→ Document text
• • • • •

Skip to main content

Python library for extracting ML-ready features from encrypted network traffic

Project description

JoyfulJay Logo

JoyfulJay - Encrypted Traffic Feature Extraction

CI PyPI version Python 3.10+ License: MIT

JoyfulJay ML Ready Encrypted Traffic Research Tool

JoyfulJay is a Python library for extracting standardized, ML-ready features from encrypted network traffic. It operates on PCAP files and live network interfaces, producing feature vectors that capture timing, size, and protocol metadata patterns - all without decrypting any traffic.

Features

  • Encrypted Traffic Focus: Extract features proven effective for classifying TLS, QUIC, VPN, and Tor traffic
  • ML-Ready Output: Pandas DataFrames, NumPy arrays, CSV, JSON, or Parquet - ready for scikit-learn, PyTorch, etc.
  • Streaming Architecture: Process multi-GB PCAPs without loading them into memory
  • Live Capture: Real-time feature extraction from network interfaces
  • Remote Capture: Stream packets from remote devices over secure WebSocket (TLS/WSS)
  • Protocol Metadata: TLS handshake parsing, JA3/JA3S fingerprints, QUIC metadata
  • Traffic Fingerprinting: Detect Tor, VPN, and DoH traffic patterns
  • Tranalyzer Compatible: 387 features across 21 extractors, matching research-grade tools
  • Enterprise Ready: Kafka streaming, Prometheus metrics, mDNS discovery

Installation

pip install joyfuljay
# or
uv pip install joyfuljay

For optional features (same syntax works with uv pip):

# Fast parsing with dpkt
pip install joyfuljay[fast]

# High-speed capture with libpcap
pip install joyfuljay[libpcap]

# Kafka streaming output
pip install joyfuljay[kafka]

# Prometheus metrics
pip install joyfuljay[monitoring]

# mDNS server discovery
pip install joyfuljay[discovery]

# Connection graph analysis
pip install joyfuljay[graphs]

# All optional features
pip install joyfuljay[fast,kafka,monitoring,discovery,graphs]

Quick Start

Python API

from joyfuljay import extract_features_from_pcap

# Extract features from a PCAP file
features_df = extract_features_from_pcap("capture.pcap")

• • • • •

→ Record list
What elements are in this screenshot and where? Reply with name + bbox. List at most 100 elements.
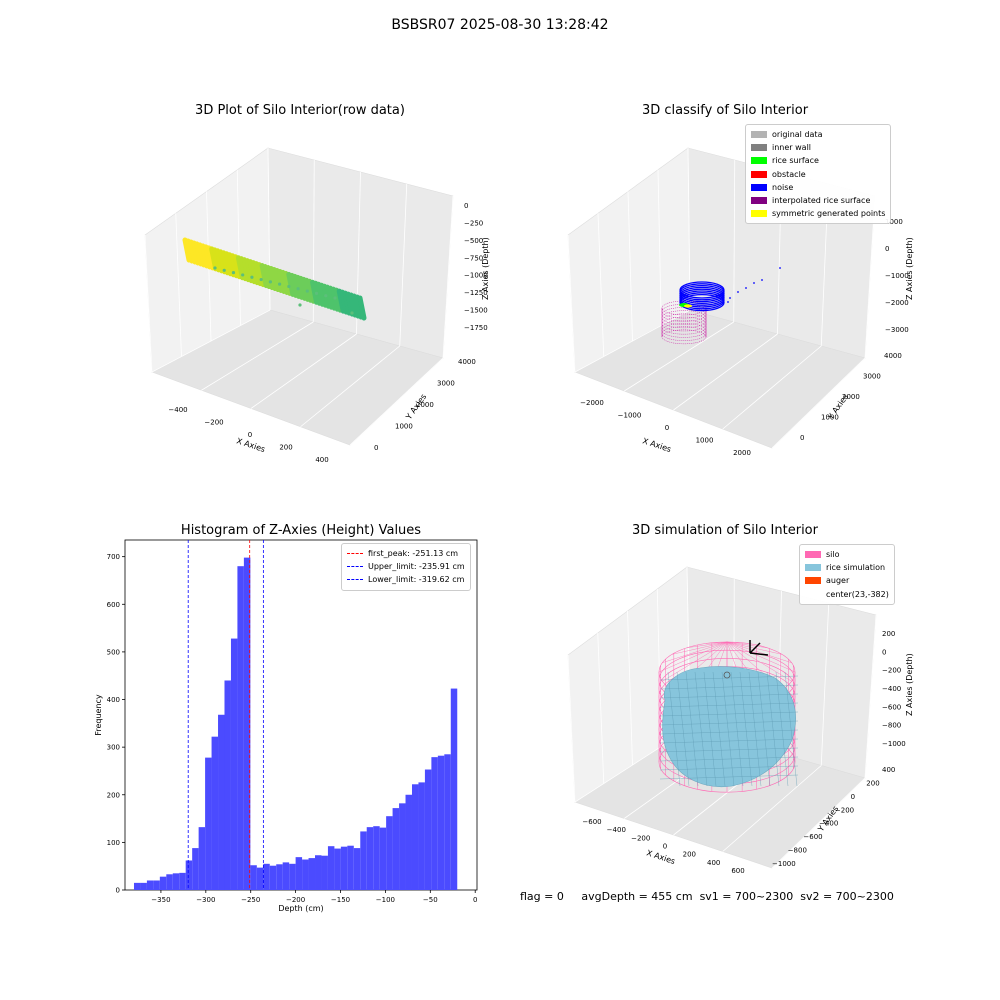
grid-line (722, 345, 822, 430)
data-point (268, 280, 272, 284)
rice-mesh-line (659, 675, 799, 681)
legend-item: interpolated rice surface (751, 194, 885, 207)
y-tick-label: 400 (107, 696, 120, 704)
scan-arc (274, 267, 284, 293)
data-point (213, 266, 217, 270)
panel2-xtick: 1000 (696, 437, 714, 445)
grid-line (144, 234, 153, 373)
panel2-legend: original data inner wall rice surface ob… (745, 124, 892, 225)
panel2-xtick: −2000 (580, 399, 604, 407)
histogram-bar (179, 872, 186, 890)
panel4-ztick: 0 (882, 648, 886, 656)
panel4-zlabel: Z Axies (Depth) (905, 653, 914, 716)
y-tick-label: 200 (107, 791, 120, 799)
panel1-ytick: 4000 (458, 358, 476, 366)
grid-line (597, 213, 605, 357)
histogram-bar (431, 757, 438, 890)
sv1-text: sv1 = 700~2300 (699, 890, 794, 903)
scan-arc (307, 278, 317, 304)
panel2-ytick: 2000 (842, 393, 860, 401)
data-point (278, 282, 282, 286)
symmetric-point (684, 304, 692, 308)
scan-arc (203, 244, 213, 270)
scan-arc (348, 292, 358, 318)
panel1-grid (144, 147, 454, 446)
noise-point (779, 267, 781, 269)
panel2-plot: −2000 −1000 0 1000 2000 0 1000 2000 3000 4000 1000… (567, 147, 914, 457)
data-point (296, 287, 300, 291)
legend-swatch (751, 170, 767, 178)
noise-point (729, 297, 731, 299)
panel1-ztick: 0 (464, 202, 468, 210)
scan-arc (283, 270, 293, 296)
scan-arc (241, 257, 251, 283)
legend-swatch (751, 131, 767, 139)
histogram-bar (153, 880, 160, 890)
silo-roof-line (662, 641, 728, 663)
histogram-bar (133, 882, 141, 890)
panel2-points (661, 267, 781, 345)
histogram-bar (302, 859, 309, 890)
histogram-bar (340, 846, 348, 890)
silo-roof-line (726, 641, 792, 682)
rice-mesh-line (659, 756, 799, 762)
grid-line (657, 169, 662, 326)
scan-arc (259, 263, 269, 289)
silo-roof-line (726, 641, 792, 663)
legend-item: inner wall (751, 141, 885, 154)
silo-roof-line (726, 641, 767, 648)
grid-line (673, 333, 778, 411)
histogram-bar (205, 757, 212, 890)
scan-arc (188, 239, 198, 265)
data-point (298, 303, 302, 307)
rice-mesh-line (659, 738, 799, 744)
histogram-bar (237, 566, 244, 890)
legend-swatch (347, 553, 363, 555)
scan-arc (256, 262, 266, 288)
histogram-legend: first_peak: -251.13 cm Upper_limit: -235… (341, 543, 471, 591)
panel4-ticks: −600−400−2000200400600−1000−800−600−400−… (582, 630, 905, 875)
silo-roof-line (662, 641, 728, 682)
panel4-ztick: −1000 (882, 740, 906, 748)
scan-arc (342, 290, 352, 316)
rice-simulation-surface (659, 666, 799, 788)
scan-arc (265, 265, 275, 291)
grid-line (627, 610, 633, 766)
data-point (259, 277, 263, 282)
panel1-ticks: −400−2000200400010002000300040000−250−50… (168, 202, 487, 464)
grid-line (300, 345, 401, 428)
histogram-bar (315, 855, 322, 890)
center-marker (723, 671, 731, 679)
scan-arc (247, 259, 257, 285)
grid-line (627, 191, 633, 342)
rice-mesh-line (659, 774, 799, 780)
sv2-text: sv2 = 700~2300 (800, 890, 894, 903)
histogram-bar (230, 638, 238, 890)
noise-point (727, 301, 729, 303)
scan-arc (191, 240, 201, 266)
legend-item: auger (805, 574, 889, 587)
y-tick-label: 500 (107, 648, 120, 656)
legend-label: auger (826, 576, 850, 586)
grid-line (574, 309, 691, 373)
scan-arc (315, 281, 325, 307)
panel1-zlabel: Z Axies (Depth) (481, 237, 490, 300)
legend-label: inner wall (772, 143, 812, 153)
histogram-bar (243, 557, 251, 890)
panel1-ztick: −250 (464, 219, 483, 227)
scan-arc (280, 269, 290, 295)
histogram-plot: −350 −300 −250 −200 −150 −100 −50 0 0 100 200 300 40… (94, 539, 477, 913)
histogram-bar (269, 865, 277, 890)
panel4-xtick: −400 (607, 826, 626, 834)
scan-arc (253, 261, 263, 287)
x-tick-label: −100 (376, 896, 395, 904)
rice-mesh-line (659, 702, 799, 708)
histogram-bar (444, 754, 451, 890)
panel4-legend: silo rice simulation auger center(23,-38… (799, 544, 895, 605)
flag-text: flag = 0 (520, 890, 564, 903)
noise-point (753, 282, 755, 284)
grid-line (567, 654, 576, 803)
histogram-bar (347, 845, 354, 890)
scan-arc (357, 295, 367, 321)
scan-arc (351, 293, 361, 319)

• • • • •

→ Problem requirements
Pick up the JoyfulJay project description at the line after its last one shown, and write what comes next.

→ Response to the task
print(features_df.shape)
print(features_df.columns.tolist())
print(features_df.head())

Command Line

# Extract features to CSV
jj extract capture.pcap -o features.csv

# Live capture for 60 seconds
jj live eth0 --duration 60 -o live_features.csv

# Output as JSON
jj extract capture.pcap -o features.json --format json

Feature Groups

Group Features
Flow Metadata 5-tuple, duration, packet/byte counts
Timing Inter-arrival time statistics, burst metrics
Size Packet length statistics, payload bytes
TLS Version, cipher suite, SNI, JA3/JA3S fingerprints
QUIC Version, ALPN, connection IDs
Padding Fixed-size detection, constant-rate detection
Fingerprint Tor/VPN/DoH classification
TCP Analysis Flags, handshake, sequence/window analysis
MAC/Layer 2 Source/dest MAC, VLAN, Ethernet type
ICMP Type/code, echo success ratio
Connection Graphs Fan-out, communities, centrality (requires [graphs])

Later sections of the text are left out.